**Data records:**
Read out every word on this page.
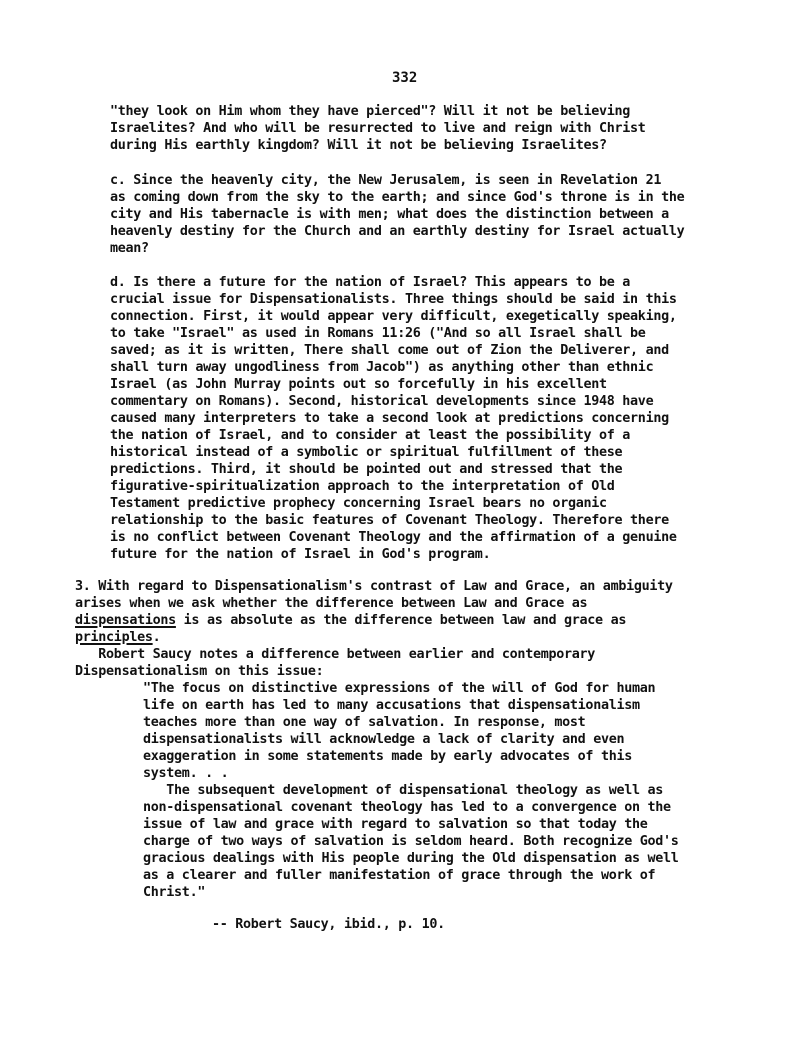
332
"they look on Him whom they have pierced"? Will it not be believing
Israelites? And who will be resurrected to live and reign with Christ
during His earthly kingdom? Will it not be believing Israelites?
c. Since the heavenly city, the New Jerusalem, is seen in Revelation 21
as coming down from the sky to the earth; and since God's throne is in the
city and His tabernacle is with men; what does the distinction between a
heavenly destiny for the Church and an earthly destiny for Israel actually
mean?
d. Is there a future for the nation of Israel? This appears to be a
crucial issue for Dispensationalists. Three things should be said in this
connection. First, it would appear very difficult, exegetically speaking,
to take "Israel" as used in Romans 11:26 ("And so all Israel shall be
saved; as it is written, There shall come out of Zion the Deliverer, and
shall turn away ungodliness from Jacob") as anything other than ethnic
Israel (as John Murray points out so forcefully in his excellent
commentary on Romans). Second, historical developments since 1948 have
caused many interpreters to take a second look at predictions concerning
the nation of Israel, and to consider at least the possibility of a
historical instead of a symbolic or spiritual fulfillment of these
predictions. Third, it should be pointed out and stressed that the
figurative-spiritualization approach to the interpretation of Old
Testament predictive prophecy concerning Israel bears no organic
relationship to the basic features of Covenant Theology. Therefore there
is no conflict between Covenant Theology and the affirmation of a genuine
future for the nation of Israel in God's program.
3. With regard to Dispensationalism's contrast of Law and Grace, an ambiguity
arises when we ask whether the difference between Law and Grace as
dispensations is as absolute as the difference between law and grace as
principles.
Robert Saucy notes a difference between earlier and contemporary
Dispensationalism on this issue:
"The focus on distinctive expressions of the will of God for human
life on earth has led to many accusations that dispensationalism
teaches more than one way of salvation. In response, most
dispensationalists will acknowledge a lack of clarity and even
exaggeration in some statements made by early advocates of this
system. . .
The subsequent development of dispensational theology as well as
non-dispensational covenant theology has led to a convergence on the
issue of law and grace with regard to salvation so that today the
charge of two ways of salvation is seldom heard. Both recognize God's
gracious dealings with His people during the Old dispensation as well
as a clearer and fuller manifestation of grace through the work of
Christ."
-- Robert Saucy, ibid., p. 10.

**STATED PROBLEM:**
Would you mind returning each entry above word for word, skipping the images?

**TASK RESULT:**
Read out every word on this page.
332
"they look on Him whom they have pierced"? Will it not be believing
Israelites? And who will be resurrected to live and reign with Christ
during His earthly kingdom? Will it not be believing Israelites?
c. Since the heavenly city, the New Jerusalem, is seen in Revelation 21
as coming down from the sky to the earth; and since God's throne is in the
city and His tabernacle is with men; what does the distinction between a
heavenly destiny for the Church and an earthly destiny for Israel actually
mean?
d. Is there a future for the nation of Israel? This appears to be a
crucial issue for Dispensationalists. Three things should be said in this
connection. First, it would appear very difficult, exegetically speaking,
to take "Israel" as used in Romans 11:26 ("And so all Israel shall be
saved; as it is written, There shall come out of Zion the Deliverer, and
shall turn away ungodliness from Jacob") as anything other than ethnic
Israel (as John Murray points out so forcefully in his excellent
commentary on Romans). Second, historical developments since 1948 have
caused many interpreters to take a second look at predictions concerning
the nation of Israel, and to consider at least the possibility of a
historical instead of a symbolic or spiritual fulfillment of these
predictions. Third, it should be pointed out and stressed that the
figurative-spiritualization approach to the interpretation of Old
Testament predictive prophecy concerning Israel bears no organic
relationship to the basic features of Covenant Theology. Therefore there
is no conflict between Covenant Theology and the affirmation of a genuine
future for the nation of Israel in God's program.
3. With regard to Dispensationalism's contrast of Law and Grace, an ambiguity
arises when we ask whether the difference between Law and Grace as
dispensations is as absolute as the difference between law and grace as
principles.
Robert Saucy notes a difference between earlier and contemporary
Dispensationalism on this issue:
"The focus on distinctive expressions of the will of God for human
life on earth has led to many accusations that dispensationalism
teaches more than one way of salvation. In response, most
dispensationalists will acknowledge a lack of clarity and even
exaggeration in some statements made by early advocates of this
system. . .
The subsequent development of dispensational theology as well as
non-dispensational covenant theology has led to a convergence on the
issue of law and grace with regard to salvation so that today the
charge of two ways of salvation is seldom heard. Both recognize God's
gracious dealings with His people during the Old dispensation as well
as a clearer and fuller manifestation of grace through the work of
Christ."
-- Robert Saucy, ibid., p. 10.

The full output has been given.